Make an exact copy of all the entries, with the pictures left out.

━━━━━ Material

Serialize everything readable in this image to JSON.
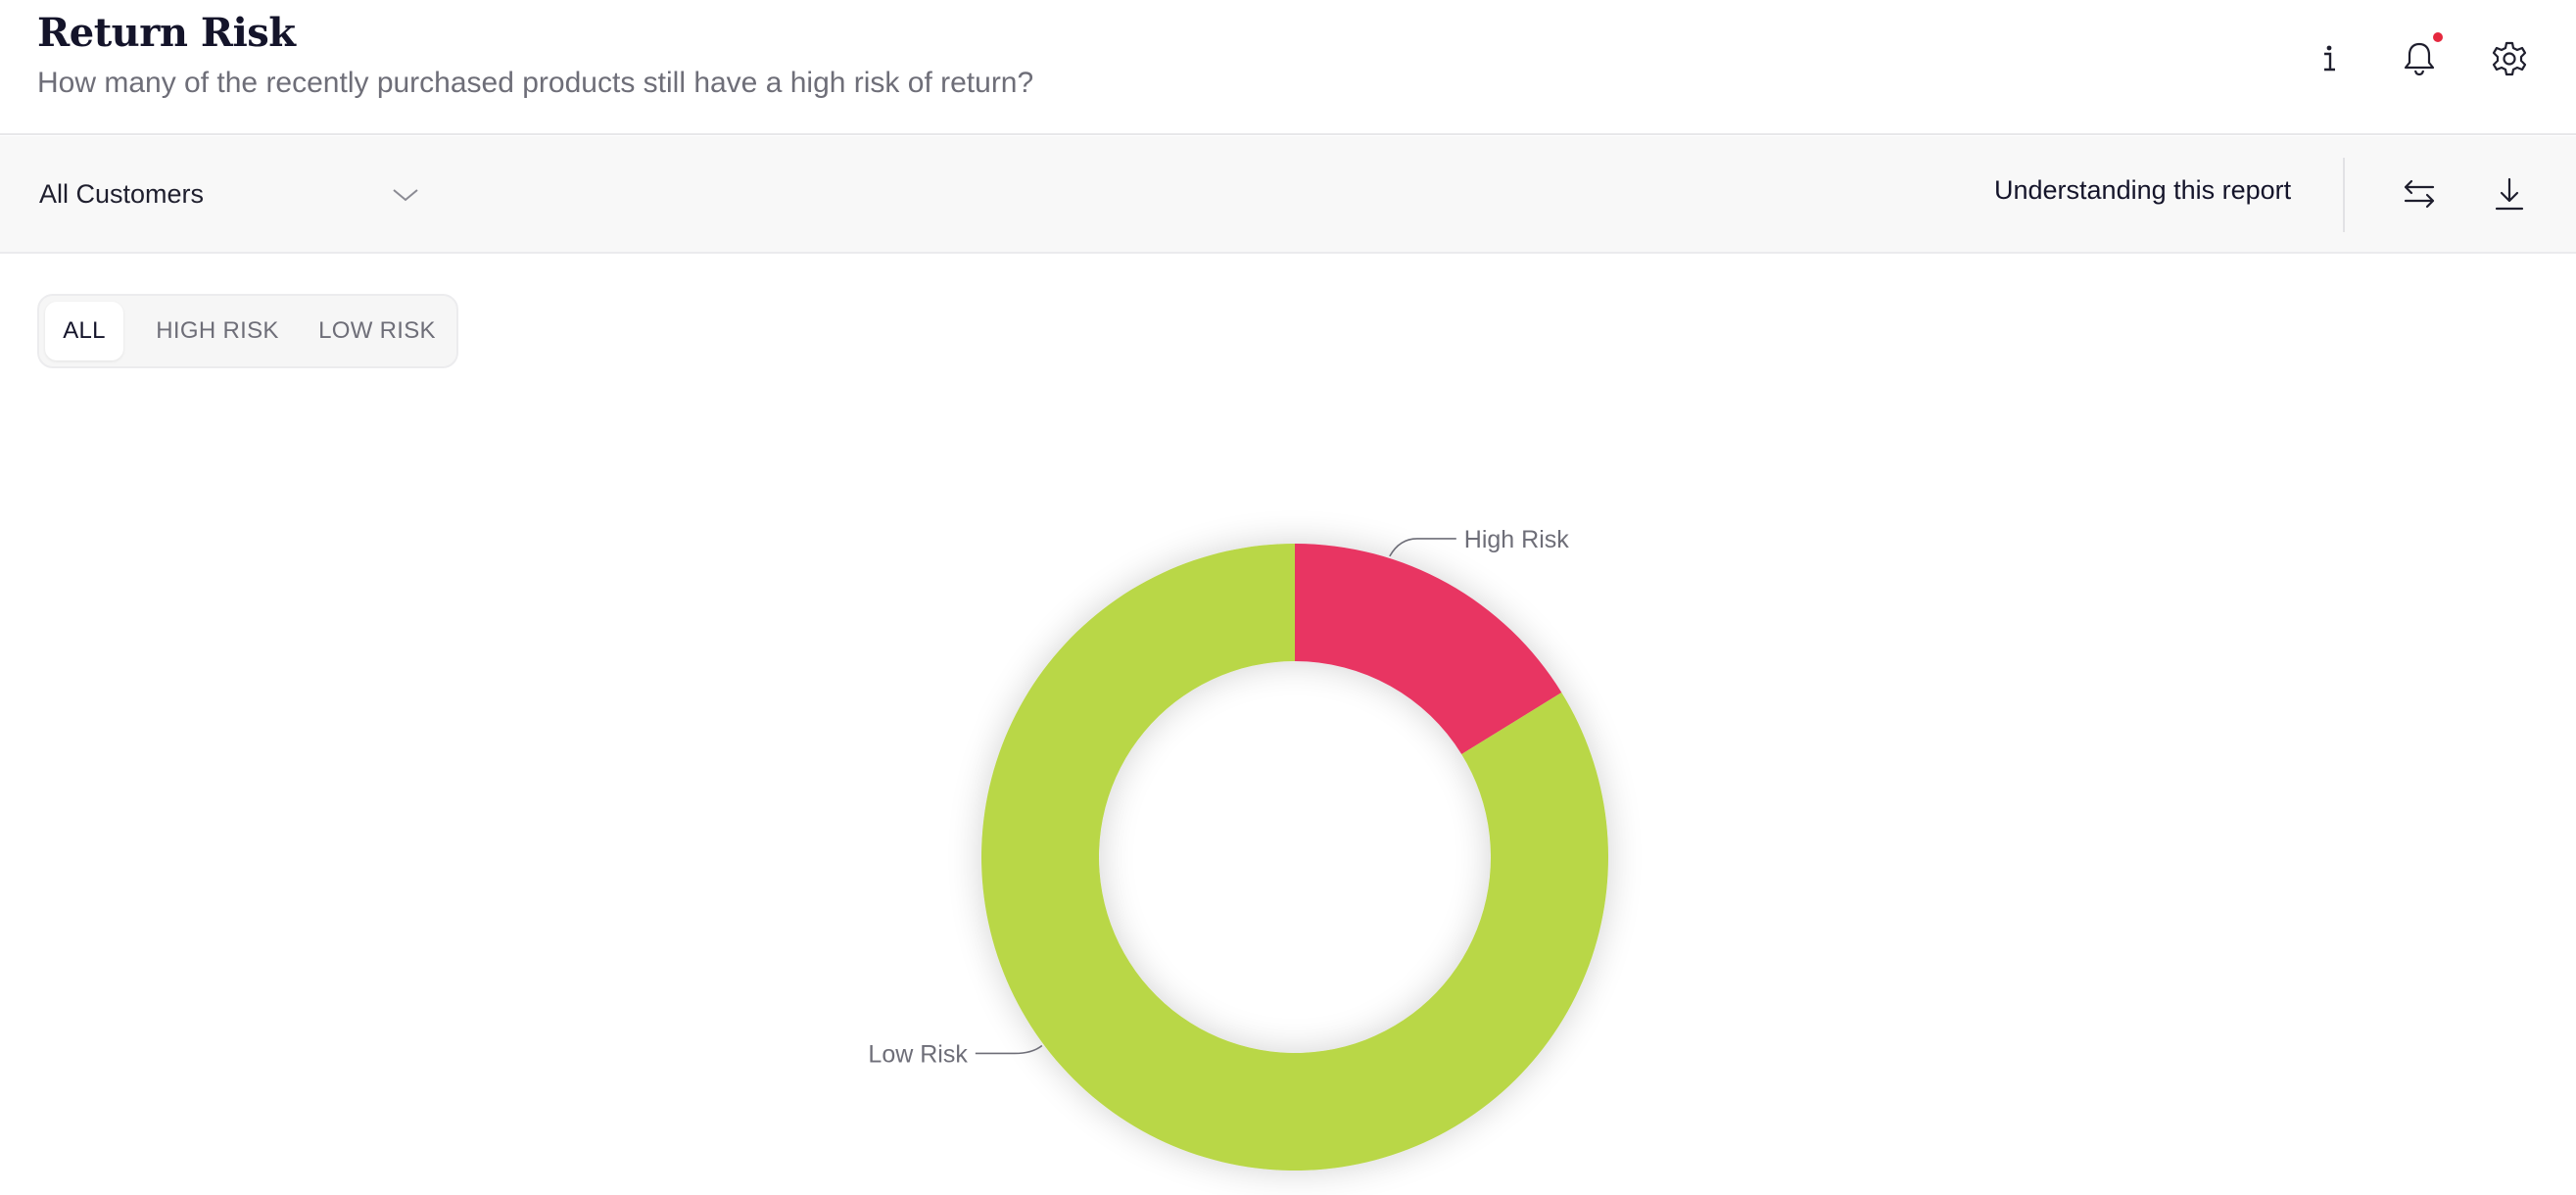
{
  "header": {
    "title": "Return Risk",
    "subtitle": "How many of the recently purchased products still have a high risk of return?",
    "icons": [
      "info-icon",
      "bell-icon",
      "gear-icon"
    ],
    "has_notification": true
  },
  "toolbar": {
    "customer_filter": "All Customers",
    "understanding_link": "Understanding this report",
    "icons": [
      "swap-icon",
      "download-icon"
    ]
  },
  "tabs": [
    {
      "label": "ALL",
      "active": true
    },
    {
      "label": "HIGH RISK",
      "active": false
    },
    {
      "label": "LOW RISK",
      "active": false
    }
  ],
  "colors": {
    "high_risk": "#e83462",
    "low_risk": "#b9d746",
    "notification": "#e5283e"
  },
  "chart_data": {
    "type": "pie",
    "donut": true,
    "title": "",
    "slices": [
      {
        "label": "High Risk",
        "value": 16.2,
        "color": "#e83462"
      },
      {
        "label": "Low Risk",
        "value": 83.8,
        "color": "#b9d746"
      }
    ]
  }
}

━━━━━━━━━━

Final result:
Serialize everything readable in this image to JSON.
{
  "header": {
    "title": "Return Risk",
    "subtitle": "How many of the recently purchased products still have a high risk of return?",
    "icons": [
      "info-icon",
      "bell-icon",
      "gear-icon"
    ],
    "has_notification": true
  },
  "toolbar": {
    "customer_filter": "All Customers",
    "understanding_link": "Understanding this report",
    "icons": [
      "swap-icon",
      "download-icon"
    ]
  },
  "tabs": [
    {
      "label": "ALL",
      "active": true
    },
    {
      "label": "HIGH RISK",
      "active": false
    },
    {
      "label": "LOW RISK",
      "active": false
    }
  ],
  "colors": {
    "high_risk": "#e83462",
    "low_risk": "#b9d746",
    "notification": "#e5283e"
  },
  "chart_data": {
    "type": "pie",
    "donut": true,
    "title": "",
    "slices": [
      {
        "label": "High Risk",
        "value": 16.2,
        "color": "#e83462"
      },
      {
        "label": "Low Risk",
        "value": 83.8,
        "color": "#b9d746"
      }
    ]
  }
}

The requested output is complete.